*WHAT THIS TASK INVOLVES:*
Return the records exactly as they are.

====== RECORD EXCERPTS ======

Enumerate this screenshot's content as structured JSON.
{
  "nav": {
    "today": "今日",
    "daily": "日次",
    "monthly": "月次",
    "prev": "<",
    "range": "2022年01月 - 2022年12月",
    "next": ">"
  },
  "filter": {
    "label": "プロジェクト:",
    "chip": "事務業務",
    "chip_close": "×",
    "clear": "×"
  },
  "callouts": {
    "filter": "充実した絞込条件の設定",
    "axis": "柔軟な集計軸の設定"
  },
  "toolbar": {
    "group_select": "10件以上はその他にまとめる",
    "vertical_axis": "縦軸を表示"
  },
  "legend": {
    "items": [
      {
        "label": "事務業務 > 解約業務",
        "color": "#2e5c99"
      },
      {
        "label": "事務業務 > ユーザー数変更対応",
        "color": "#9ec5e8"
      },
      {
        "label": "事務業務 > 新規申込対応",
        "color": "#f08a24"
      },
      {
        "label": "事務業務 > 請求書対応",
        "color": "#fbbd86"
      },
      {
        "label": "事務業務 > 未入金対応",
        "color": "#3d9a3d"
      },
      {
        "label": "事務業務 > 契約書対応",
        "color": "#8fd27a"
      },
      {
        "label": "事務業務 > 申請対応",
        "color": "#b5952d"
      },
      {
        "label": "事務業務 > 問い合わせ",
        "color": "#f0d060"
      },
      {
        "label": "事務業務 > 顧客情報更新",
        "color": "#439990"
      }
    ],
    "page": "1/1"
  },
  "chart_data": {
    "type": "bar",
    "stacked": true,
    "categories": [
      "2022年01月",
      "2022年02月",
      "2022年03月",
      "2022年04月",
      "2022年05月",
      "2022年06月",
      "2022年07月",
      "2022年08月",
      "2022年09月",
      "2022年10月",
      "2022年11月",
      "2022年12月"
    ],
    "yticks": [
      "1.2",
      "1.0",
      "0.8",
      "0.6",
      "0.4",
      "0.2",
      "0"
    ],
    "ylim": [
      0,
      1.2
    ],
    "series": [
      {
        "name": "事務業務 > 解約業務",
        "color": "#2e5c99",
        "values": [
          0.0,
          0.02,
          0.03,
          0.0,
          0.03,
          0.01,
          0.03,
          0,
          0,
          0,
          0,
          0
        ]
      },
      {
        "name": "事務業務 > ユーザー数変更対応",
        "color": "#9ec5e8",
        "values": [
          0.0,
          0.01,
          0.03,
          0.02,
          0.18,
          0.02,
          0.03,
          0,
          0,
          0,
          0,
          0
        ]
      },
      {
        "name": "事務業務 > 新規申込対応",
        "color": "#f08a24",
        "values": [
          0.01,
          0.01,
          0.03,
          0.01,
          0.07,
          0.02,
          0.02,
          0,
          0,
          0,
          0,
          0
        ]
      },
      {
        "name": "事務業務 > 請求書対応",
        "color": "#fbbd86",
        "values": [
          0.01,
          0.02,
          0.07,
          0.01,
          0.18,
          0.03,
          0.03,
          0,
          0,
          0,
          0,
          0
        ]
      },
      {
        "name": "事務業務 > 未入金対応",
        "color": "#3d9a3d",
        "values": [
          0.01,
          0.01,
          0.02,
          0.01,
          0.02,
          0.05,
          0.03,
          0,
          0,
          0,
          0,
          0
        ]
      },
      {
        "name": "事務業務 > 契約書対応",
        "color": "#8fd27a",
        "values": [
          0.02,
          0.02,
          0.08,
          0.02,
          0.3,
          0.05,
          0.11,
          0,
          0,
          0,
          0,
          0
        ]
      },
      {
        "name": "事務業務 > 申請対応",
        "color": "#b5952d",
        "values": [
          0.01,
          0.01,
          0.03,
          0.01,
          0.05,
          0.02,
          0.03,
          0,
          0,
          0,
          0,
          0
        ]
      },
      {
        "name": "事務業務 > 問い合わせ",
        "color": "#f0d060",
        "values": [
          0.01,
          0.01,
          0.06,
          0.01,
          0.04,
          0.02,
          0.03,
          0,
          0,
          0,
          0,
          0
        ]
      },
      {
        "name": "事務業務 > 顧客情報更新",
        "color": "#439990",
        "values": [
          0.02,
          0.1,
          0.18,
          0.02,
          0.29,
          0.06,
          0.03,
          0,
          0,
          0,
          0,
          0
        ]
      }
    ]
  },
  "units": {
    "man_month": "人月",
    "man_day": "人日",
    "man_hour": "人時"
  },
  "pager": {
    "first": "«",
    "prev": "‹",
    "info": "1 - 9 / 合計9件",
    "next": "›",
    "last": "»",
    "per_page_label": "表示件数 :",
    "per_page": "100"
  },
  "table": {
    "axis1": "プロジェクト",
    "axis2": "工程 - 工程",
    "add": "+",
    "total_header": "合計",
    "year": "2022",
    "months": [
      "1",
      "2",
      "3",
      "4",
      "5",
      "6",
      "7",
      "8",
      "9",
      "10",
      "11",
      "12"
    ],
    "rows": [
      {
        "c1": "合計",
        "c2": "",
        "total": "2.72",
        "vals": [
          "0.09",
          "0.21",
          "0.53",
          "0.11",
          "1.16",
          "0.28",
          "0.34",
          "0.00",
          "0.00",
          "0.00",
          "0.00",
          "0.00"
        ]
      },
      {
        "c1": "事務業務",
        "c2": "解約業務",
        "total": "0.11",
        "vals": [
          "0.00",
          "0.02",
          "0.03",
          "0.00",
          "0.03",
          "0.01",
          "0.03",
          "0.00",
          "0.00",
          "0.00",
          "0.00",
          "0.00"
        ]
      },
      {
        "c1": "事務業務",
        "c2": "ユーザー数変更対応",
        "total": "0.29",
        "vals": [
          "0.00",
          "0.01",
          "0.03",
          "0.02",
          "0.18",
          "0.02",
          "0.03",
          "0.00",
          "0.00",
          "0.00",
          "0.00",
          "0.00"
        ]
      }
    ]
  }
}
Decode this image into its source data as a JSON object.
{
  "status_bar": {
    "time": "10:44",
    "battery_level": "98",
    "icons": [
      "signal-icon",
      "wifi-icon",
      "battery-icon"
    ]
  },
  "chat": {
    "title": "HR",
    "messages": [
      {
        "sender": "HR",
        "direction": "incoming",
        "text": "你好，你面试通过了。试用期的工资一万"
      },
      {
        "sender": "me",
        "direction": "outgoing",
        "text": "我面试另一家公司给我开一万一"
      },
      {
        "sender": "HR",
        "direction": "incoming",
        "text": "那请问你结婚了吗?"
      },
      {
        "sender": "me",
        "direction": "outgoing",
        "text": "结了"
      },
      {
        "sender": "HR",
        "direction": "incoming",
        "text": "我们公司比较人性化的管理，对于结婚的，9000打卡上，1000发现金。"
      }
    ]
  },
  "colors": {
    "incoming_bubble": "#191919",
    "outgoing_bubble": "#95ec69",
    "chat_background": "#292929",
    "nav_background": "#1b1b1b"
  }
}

======

*SOLVED PROBLEM:*
Enumerate this screenshot's content as structured JSON.
{
  "nav": {
    "today": "今日",
    "daily": "日次",
    "monthly": "月次",
    "prev": "<",
    "range": "2022年01月 - 2022年12月",
    "next": ">"
  },
  "filter": {
    "label": "プロジェクト:",
    "chip": "事務業務",
    "chip_close": "×",
    "clear": "×"
  },
  "callouts": {
    "filter": "充実した絞込条件の設定",
    "axis": "柔軟な集計軸の設定"
  },
  "toolbar": {
    "group_select": "10件以上はその他にまとめる",
    "vertical_axis": "縦軸を表示"
  },
  "legend": {
    "items": [
      {
        "label": "事務業務 > 解約業務",
        "color": "#2e5c99"
      },
      {
        "label": "事務業務 > ユーザー数変更対応",
        "color": "#9ec5e8"
      },
      {
        "label": "事務業務 > 新規申込対応",
        "color": "#f08a24"
      },
      {
        "label": "事務業務 > 請求書対応",
        "color": "#fbbd86"
      },
      {
        "label": "事務業務 > 未入金対応",
        "color": "#3d9a3d"
      },
      {
        "label": "事務業務 > 契約書対応",
        "color": "#8fd27a"
      },
      {
        "label": "事務業務 > 申請対応",
        "color": "#b5952d"
      },
      {
        "label": "事務業務 > 問い合わせ",
        "color": "#f0d060"
      },
      {
        "label": "事務業務 > 顧客情報更新",
        "color": "#439990"
      }
    ],
    "page": "1/1"
  },
  "chart_data": {
    "type": "bar",
    "stacked": true,
    "categories": [
      "2022年01月",
      "2022年02月",
      "2022年03月",
      "2022年04月",
      "2022年05月",
      "2022年06月",
      "2022年07月",
      "2022年08月",
      "2022年09月",
      "2022年10月",
      "2022年11月",
      "2022年12月"
    ],
    "yticks": [
      "1.2",
      "1.0",
      "0.8",
      "0.6",
      "0.4",
      "0.2",
      "0"
    ],
    "ylim": [
      0,
      1.2
    ],
    "series": [
      {
        "name": "事務業務 > 解約業務",
        "color": "#2e5c99",
        "values": [
          0.0,
          0.02,
          0.03,
          0.0,
          0.03,
          0.01,
          0.03,
          0,
          0,
          0,
          0,
          0
        ]
      },
      {
        "name": "事務業務 > ユーザー数変更対応",
        "color": "#9ec5e8",
        "values": [
          0.0,
          0.01,
          0.03,
          0.02,
          0.18,
          0.02,
          0.03,
          0,
          0,
          0,
          0,
          0
        ]
      },
      {
        "name": "事務業務 > 新規申込対応",
        "color": "#f08a24",
        "values": [
          0.01,
          0.01,
          0.03,
          0.01,
          0.07,
          0.02,
          0.02,
          0,
          0,
          0,
          0,
          0
        ]
      },
      {
        "name": "事務業務 > 請求書対応",
        "color": "#fbbd86",
        "values": [
          0.01,
          0.02,
          0.07,
          0.01,
          0.18,
          0.03,
          0.03,
          0,
          0,
          0,
          0,
          0
        ]
      },
      {
        "name": "事務業務 > 未入金対応",
        "color": "#3d9a3d",
        "values": [
          0.01,
          0.01,
          0.02,
          0.01,
          0.02,
          0.05,
          0.03,
          0,
          0,
          0,
          0,
          0
        ]
      },
      {
        "name": "事務業務 > 契約書対応",
        "color": "#8fd27a",
        "values": [
          0.02,
          0.02,
          0.08,
          0.02,
          0.3,
          0.05,
          0.11,
          0,
          0,
          0,
          0,
          0
        ]
      },
      {
        "name": "事務業務 > 申請対応",
        "color": "#b5952d",
        "values": [
          0.01,
          0.01,
          0.03,
          0.01,
          0.05,
          0.02,
          0.03,
          0,
          0,
          0,
          0,
          0
        ]
      },
      {
        "name": "事務業務 > 問い合わせ",
        "color": "#f0d060",
        "values": [
          0.01,
          0.01,
          0.06,
          0.01,
          0.04,
          0.02,
          0.03,
          0,
          0,
          0,
          0,
          0
        ]
      },
      {
        "name": "事務業務 > 顧客情報更新",
        "color": "#439990",
        "values": [
          0.02,
          0.1,
          0.18,
          0.02,
          0.29,
          0.06,
          0.03,
          0,
          0,
          0,
          0,
          0
        ]
      }
    ]
  },
  "units": {
    "man_month": "人月",
    "man_day": "人日",
    "man_hour": "人時"
  },
  "pager": {
    "first": "«",
    "prev": "‹",
    "info": "1 - 9 / 合計9件",
    "next": "›",
    "last": "»",
    "per_page_label": "表示件数 :",
    "per_page": "100"
  },
  "table": {
    "axis1": "プロジェクト",
    "axis2": "工程 - 工程",
    "add": "+",
    "total_header": "合計",
    "year": "2022",
    "months": [
      "1",
      "2",
      "3",
      "4",
      "5",
      "6",
      "7",
      "8",
      "9",
      "10",
      "11",
      "12"
    ],
    "rows": [
      {
        "c1": "合計",
        "c2": "",
        "total": "2.72",
        "vals": [
          "0.09",
          "0.21",
          "0.53",
          "0.11",
          "1.16",
          "0.28",
          "0.34",
          "0.00",
          "0.00",
          "0.00",
          "0.00",
          "0.00"
        ]
      },
      {
        "c1": "事務業務",
        "c2": "解約業務",
        "total": "0.11",
        "vals": [
          "0.00",
          "0.02",
          "0.03",
          "0.00",
          "0.03",
          "0.01",
          "0.03",
          "0.00",
          "0.00",
          "0.00",
          "0.00",
          "0.00"
        ]
      },
      {
        "c1": "事務業務",
        "c2": "ユーザー数変更対応",
        "total": "0.29",
        "vals": [
          "0.00",
          "0.01",
          "0.03",
          "0.02",
          "0.18",
          "0.02",
          "0.03",
          "0.00",
          "0.00",
          "0.00",
          "0.00",
          "0.00"
        ]
      }
    ]
  }
}
Decode this image into its source data as a JSON object.
{
  "status_bar": {
    "time": "10:44",
    "battery_level": "98",
    "icons": [
      "signal-icon",
      "wifi-icon",
      "battery-icon"
    ]
  },
  "chat": {
    "title": "HR",
    "messages": [
      {
        "sender": "HR",
        "direction": "incoming",
        "text": "你好，你面试通过了。试用期的工资一万"
      },
      {
        "sender": "me",
        "direction": "outgoing",
        "text": "我面试另一家公司给我开一万一"
      },
      {
        "sender": "HR",
        "direction": "incoming",
        "text": "那请问你结婚了吗?"
      },
      {
        "sender": "me",
        "direction": "outgoing",
        "text": "结了"
      },
      {
        "sender": "HR",
        "direction": "incoming",
        "text": "我们公司比较人性化的管理，对于结婚的，9000打卡上，1000发现金。"
      }
    ]
  },
  "colors": {
    "incoming_bubble": "#191919",
    "outgoing_bubble": "#95ec69",
    "chat_background": "#292929",
    "nav_background": "#1b1b1b"
  }
}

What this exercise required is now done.